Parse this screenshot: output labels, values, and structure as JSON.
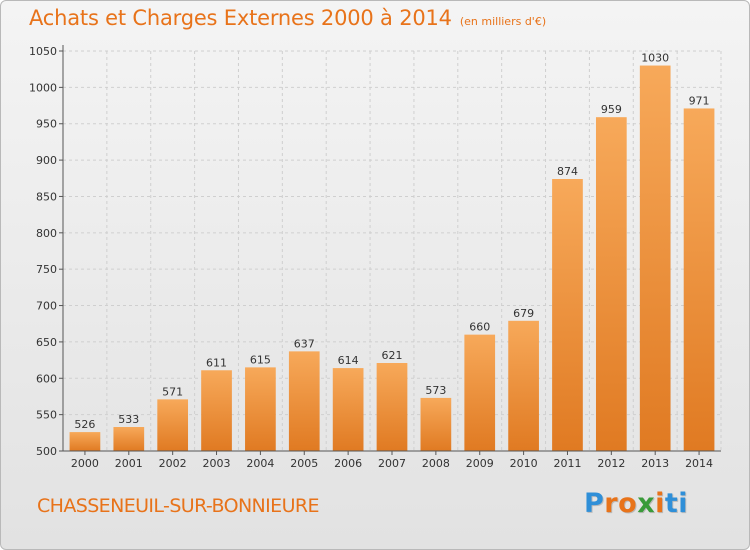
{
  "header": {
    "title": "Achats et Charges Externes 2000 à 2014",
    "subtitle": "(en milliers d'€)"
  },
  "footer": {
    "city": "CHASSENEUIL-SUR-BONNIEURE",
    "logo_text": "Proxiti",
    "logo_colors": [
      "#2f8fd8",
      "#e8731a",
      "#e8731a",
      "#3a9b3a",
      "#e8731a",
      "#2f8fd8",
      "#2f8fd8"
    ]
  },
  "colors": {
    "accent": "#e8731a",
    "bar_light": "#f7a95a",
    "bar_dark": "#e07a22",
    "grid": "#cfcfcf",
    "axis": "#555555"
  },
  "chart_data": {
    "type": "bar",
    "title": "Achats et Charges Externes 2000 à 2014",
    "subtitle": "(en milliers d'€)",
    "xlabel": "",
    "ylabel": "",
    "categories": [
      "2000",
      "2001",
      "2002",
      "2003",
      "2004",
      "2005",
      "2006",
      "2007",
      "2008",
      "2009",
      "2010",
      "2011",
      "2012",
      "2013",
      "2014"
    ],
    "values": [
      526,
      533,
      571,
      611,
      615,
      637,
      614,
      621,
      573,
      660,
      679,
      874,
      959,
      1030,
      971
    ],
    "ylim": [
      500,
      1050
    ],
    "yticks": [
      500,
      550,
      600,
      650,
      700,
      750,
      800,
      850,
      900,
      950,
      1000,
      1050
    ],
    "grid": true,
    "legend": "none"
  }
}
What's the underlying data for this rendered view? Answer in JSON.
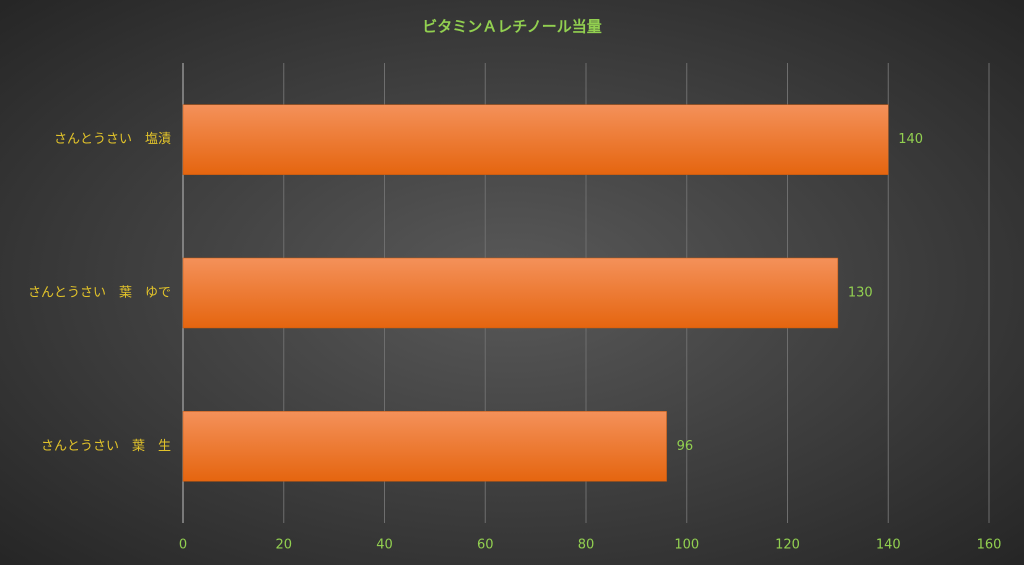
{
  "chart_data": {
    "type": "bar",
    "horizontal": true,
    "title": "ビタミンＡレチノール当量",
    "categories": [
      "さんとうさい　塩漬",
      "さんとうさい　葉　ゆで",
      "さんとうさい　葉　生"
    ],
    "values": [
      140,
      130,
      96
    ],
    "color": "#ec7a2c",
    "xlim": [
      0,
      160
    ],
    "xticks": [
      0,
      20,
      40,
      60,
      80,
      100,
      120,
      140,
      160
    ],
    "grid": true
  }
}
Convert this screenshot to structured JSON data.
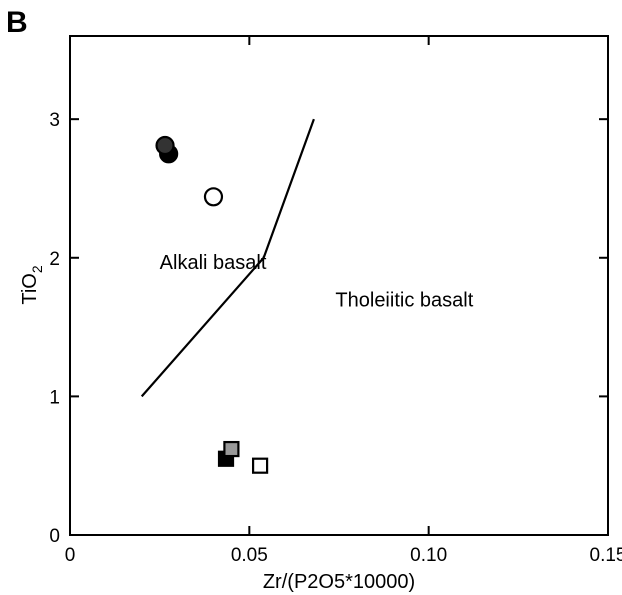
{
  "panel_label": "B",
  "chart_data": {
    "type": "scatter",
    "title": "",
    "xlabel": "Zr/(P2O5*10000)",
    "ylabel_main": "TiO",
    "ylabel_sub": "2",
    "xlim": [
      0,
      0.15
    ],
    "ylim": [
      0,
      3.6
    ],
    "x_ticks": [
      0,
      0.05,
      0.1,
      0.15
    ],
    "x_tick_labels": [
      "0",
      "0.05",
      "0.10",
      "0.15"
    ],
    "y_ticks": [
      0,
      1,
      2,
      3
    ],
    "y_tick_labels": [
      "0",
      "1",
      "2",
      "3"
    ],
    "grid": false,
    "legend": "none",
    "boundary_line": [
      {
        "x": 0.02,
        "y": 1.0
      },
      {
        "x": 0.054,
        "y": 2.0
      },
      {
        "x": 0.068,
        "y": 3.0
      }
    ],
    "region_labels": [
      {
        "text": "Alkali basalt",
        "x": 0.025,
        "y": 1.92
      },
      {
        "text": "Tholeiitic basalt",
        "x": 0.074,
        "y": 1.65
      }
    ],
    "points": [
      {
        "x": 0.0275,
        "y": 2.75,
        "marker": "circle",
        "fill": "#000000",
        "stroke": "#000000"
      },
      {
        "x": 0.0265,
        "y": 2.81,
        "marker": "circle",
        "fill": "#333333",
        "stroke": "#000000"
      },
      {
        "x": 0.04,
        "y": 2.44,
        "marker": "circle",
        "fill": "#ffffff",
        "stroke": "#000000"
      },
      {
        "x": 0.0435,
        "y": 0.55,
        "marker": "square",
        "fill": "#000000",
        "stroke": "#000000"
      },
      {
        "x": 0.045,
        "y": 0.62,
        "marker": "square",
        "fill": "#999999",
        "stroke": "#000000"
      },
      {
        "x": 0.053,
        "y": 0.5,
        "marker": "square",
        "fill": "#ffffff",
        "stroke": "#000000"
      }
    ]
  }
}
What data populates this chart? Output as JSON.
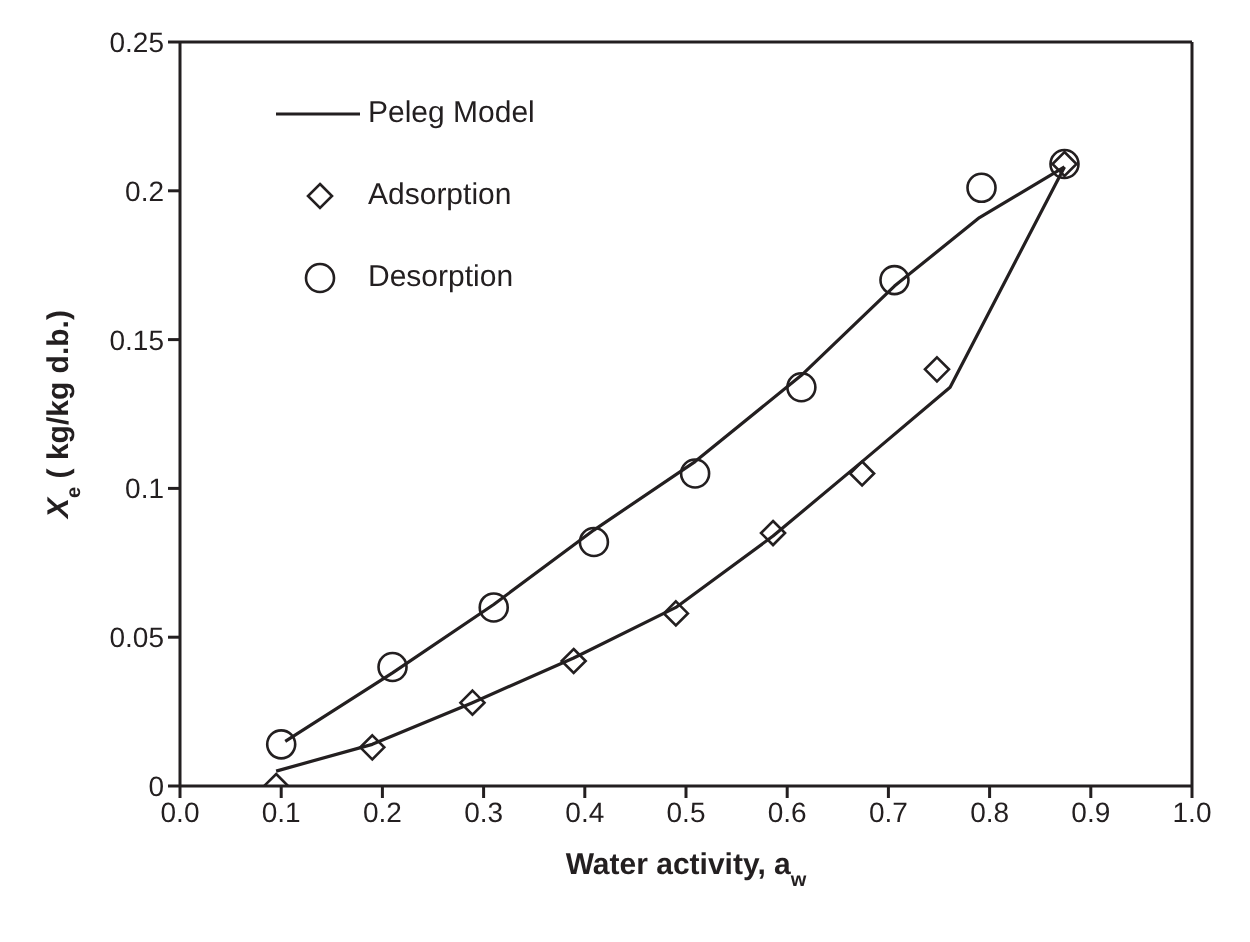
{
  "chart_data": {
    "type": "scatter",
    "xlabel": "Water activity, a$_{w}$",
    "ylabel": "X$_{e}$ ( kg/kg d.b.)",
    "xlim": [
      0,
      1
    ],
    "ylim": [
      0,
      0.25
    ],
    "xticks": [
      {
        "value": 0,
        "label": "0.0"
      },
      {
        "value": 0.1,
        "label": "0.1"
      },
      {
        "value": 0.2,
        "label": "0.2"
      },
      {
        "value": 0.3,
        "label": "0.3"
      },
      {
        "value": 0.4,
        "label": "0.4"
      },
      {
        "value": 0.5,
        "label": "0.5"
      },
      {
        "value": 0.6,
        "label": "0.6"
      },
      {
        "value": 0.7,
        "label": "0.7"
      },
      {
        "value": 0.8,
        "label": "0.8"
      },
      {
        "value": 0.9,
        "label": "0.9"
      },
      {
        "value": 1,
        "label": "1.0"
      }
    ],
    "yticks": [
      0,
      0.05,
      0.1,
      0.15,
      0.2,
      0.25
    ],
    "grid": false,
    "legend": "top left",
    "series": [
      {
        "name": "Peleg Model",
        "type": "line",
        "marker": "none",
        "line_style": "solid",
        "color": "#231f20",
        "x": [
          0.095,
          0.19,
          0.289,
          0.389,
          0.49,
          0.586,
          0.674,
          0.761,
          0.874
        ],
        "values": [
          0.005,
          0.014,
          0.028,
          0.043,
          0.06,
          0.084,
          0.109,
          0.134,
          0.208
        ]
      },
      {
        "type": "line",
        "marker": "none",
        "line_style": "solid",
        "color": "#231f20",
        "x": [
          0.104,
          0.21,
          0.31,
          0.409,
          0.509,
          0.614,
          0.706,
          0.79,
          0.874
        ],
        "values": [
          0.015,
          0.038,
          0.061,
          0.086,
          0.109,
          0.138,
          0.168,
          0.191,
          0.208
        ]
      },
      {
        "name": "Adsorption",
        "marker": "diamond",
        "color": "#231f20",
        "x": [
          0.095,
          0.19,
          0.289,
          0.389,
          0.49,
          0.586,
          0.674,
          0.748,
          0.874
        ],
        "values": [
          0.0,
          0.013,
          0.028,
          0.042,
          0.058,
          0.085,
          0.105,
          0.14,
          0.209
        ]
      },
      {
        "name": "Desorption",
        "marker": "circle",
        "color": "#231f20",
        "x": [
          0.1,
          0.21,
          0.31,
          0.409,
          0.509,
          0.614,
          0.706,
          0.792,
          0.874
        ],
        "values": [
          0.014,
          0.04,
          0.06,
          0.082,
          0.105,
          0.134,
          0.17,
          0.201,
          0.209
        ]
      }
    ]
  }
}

-*-

* PROBLEM DETAILS:
Quote everything in the listing above exactly; pictures are the only thing to omit.

* THE COMPLETED TASK:
Parse this screenshot: output labels, values, and structure as JSON.
{
  "header": {
    "title": "Achats et Charges Externes 2000 à 2014",
    "subtitle": "(en milliers d'€)"
  },
  "footer": {
    "city": "CHASSENEUIL-SUR-BONNIEURE",
    "logo_text": "Proxiti",
    "logo_colors": [
      "#2f8fd8",
      "#e8731a",
      "#e8731a",
      "#3a9b3a",
      "#e8731a",
      "#2f8fd8",
      "#2f8fd8"
    ]
  },
  "colors": {
    "accent": "#e8731a",
    "bar_light": "#f7a95a",
    "bar_dark": "#e07a22",
    "grid": "#cfcfcf",
    "axis": "#555555"
  },
  "chart_data": {
    "type": "bar",
    "title": "Achats et Charges Externes 2000 à 2014",
    "subtitle": "(en milliers d'€)",
    "xlabel": "",
    "ylabel": "",
    "categories": [
      "2000",
      "2001",
      "2002",
      "2003",
      "2004",
      "2005",
      "2006",
      "2007",
      "2008",
      "2009",
      "2010",
      "2011",
      "2012",
      "2013",
      "2014"
    ],
    "values": [
      526,
      533,
      571,
      611,
      615,
      637,
      614,
      621,
      573,
      660,
      679,
      874,
      959,
      1030,
      971
    ],
    "ylim": [
      500,
      1050
    ],
    "yticks": [
      500,
      550,
      600,
      650,
      700,
      750,
      800,
      850,
      900,
      950,
      1000,
      1050
    ],
    "grid": true,
    "legend": "none"
  }
}
What's the underlying data for this rendered view? Answer in JSON.
{
  "chart_data": {
    "type": "bar",
    "horizontal": true,
    "title": "ビタミンＡレチノール当量",
    "categories": [
      "さんとうさい　塩漬",
      "さんとうさい　葉　ゆで",
      "さんとうさい　葉　生"
    ],
    "values": [
      140,
      130,
      96
    ],
    "color": "#ec7a2c",
    "xlim": [
      0,
      160
    ],
    "xticks": [
      0,
      20,
      40,
      60,
      80,
      100,
      120,
      140,
      160
    ],
    "grid": true
  }
}
Convert this screenshot to structured JSON data.
{
  "panel_label": "B",
  "chart_data": {
    "type": "scatter",
    "title": "",
    "xlabel": "Zr/(P2O5*10000)",
    "ylabel_main": "TiO",
    "ylabel_sub": "2",
    "xlim": [
      0,
      0.15
    ],
    "ylim": [
      0,
      3.6
    ],
    "x_ticks": [
      0,
      0.05,
      0.1,
      0.15
    ],
    "x_tick_labels": [
      "0",
      "0.05",
      "0.10",
      "0.15"
    ],
    "y_ticks": [
      0,
      1,
      2,
      3
    ],
    "y_tick_labels": [
      "0",
      "1",
      "2",
      "3"
    ],
    "grid": false,
    "legend": "none",
    "boundary_line": [
      {
        "x": 0.02,
        "y": 1.0
      },
      {
        "x": 0.054,
        "y": 2.0
      },
      {
        "x": 0.068,
        "y": 3.0
      }
    ],
    "region_labels": [
      {
        "text": "Alkali basalt",
        "x": 0.025,
        "y": 1.92
      },
      {
        "text": "Tholeiitic basalt",
        "x": 0.074,
        "y": 1.65
      }
    ],
    "points": [
      {
        "x": 0.0275,
        "y": 2.75,
        "marker": "circle",
        "fill": "#000000",
        "stroke": "#000000"
      },
      {
        "x": 0.0265,
        "y": 2.81,
        "marker": "circle",
        "fill": "#333333",
        "stroke": "#000000"
      },
      {
        "x": 0.04,
        "y": 2.44,
        "marker": "circle",
        "fill": "#ffffff",
        "stroke": "#000000"
      },
      {
        "x": 0.0435,
        "y": 0.55,
        "marker": "square",
        "fill": "#000000",
        "stroke": "#000000"
      },
      {
        "x": 0.045,
        "y": 0.62,
        "marker": "square",
        "fill": "#999999",
        "stroke": "#000000"
      },
      {
        "x": 0.053,
        "y": 0.5,
        "marker": "square",
        "fill": "#ffffff",
        "stroke": "#000000"
      }
    ]
  }
}
What data populates this chart? Output as JSON.
{
  "chart_data": {
    "type": "scatter",
    "xlabel": "Water activity, a$_{w}$",
    "ylabel": "X$_{e}$ ( kg/kg d.b.)",
    "xlim": [
      0,
      1
    ],
    "ylim": [
      0,
      0.25
    ],
    "xticks": [
      {
        "value": 0,
        "label": "0.0"
      },
      {
        "value": 0.1,
        "label": "0.1"
      },
      {
        "value": 0.2,
        "label": "0.2"
      },
      {
        "value": 0.3,
        "label": "0.3"
      },
      {
        "value": 0.4,
        "label": "0.4"
      },
      {
        "value": 0.5,
        "label": "0.5"
      },
      {
        "value": 0.6,
        "label": "0.6"
      },
      {
        "value": 0.7,
        "label": "0.7"
      },
      {
        "value": 0.8,
        "label": "0.8"
      },
      {
        "value": 0.9,
        "label": "0.9"
      },
      {
        "value": 1,
        "label": "1.0"
      }
    ],
    "yticks": [
      0,
      0.05,
      0.1,
      0.15,
      0.2,
      0.25
    ],
    "grid": false,
    "legend": "top left",
    "series": [
      {
        "name": "Peleg Model",
        "type": "line",
        "marker": "none",
        "line_style": "solid",
        "color": "#231f20",
        "x": [
          0.095,
          0.19,
          0.289,
          0.389,
          0.49,
          0.586,
          0.674,
          0.761,
          0.874
        ],
        "values": [
          0.005,
          0.014,
          0.028,
          0.043,
          0.06,
          0.084,
          0.109,
          0.134,
          0.208
        ]
      },
      {
        "type": "line",
        "marker": "none",
        "line_style": "solid",
        "color": "#231f20",
        "x": [
          0.104,
          0.21,
          0.31,
          0.409,
          0.509,
          0.614,
          0.706,
          0.79,
          0.874
        ],
        "values": [
          0.015,
          0.038,
          0.061,
          0.086,
          0.109,
          0.138,
          0.168,
          0.191,
          0.208
        ]
      },
      {
        "name": "Adsorption",
        "marker": "diamond",
        "color": "#231f20",
        "x": [
          0.095,
          0.19,
          0.289,
          0.389,
          0.49,
          0.586,
          0.674,
          0.748,
          0.874
        ],
        "values": [
          0.0,
          0.013,
          0.028,
          0.042,
          0.058,
          0.085,
          0.105,
          0.14,
          0.209
        ]
      },
      {
        "name": "Desorption",
        "marker": "circle",
        "color": "#231f20",
        "x": [
          0.1,
          0.21,
          0.31,
          0.409,
          0.509,
          0.614,
          0.706,
          0.792,
          0.874
        ],
        "values": [
          0.014,
          0.04,
          0.06,
          0.082,
          0.105,
          0.134,
          0.17,
          0.201,
          0.209
        ]
      }
    ]
  }
}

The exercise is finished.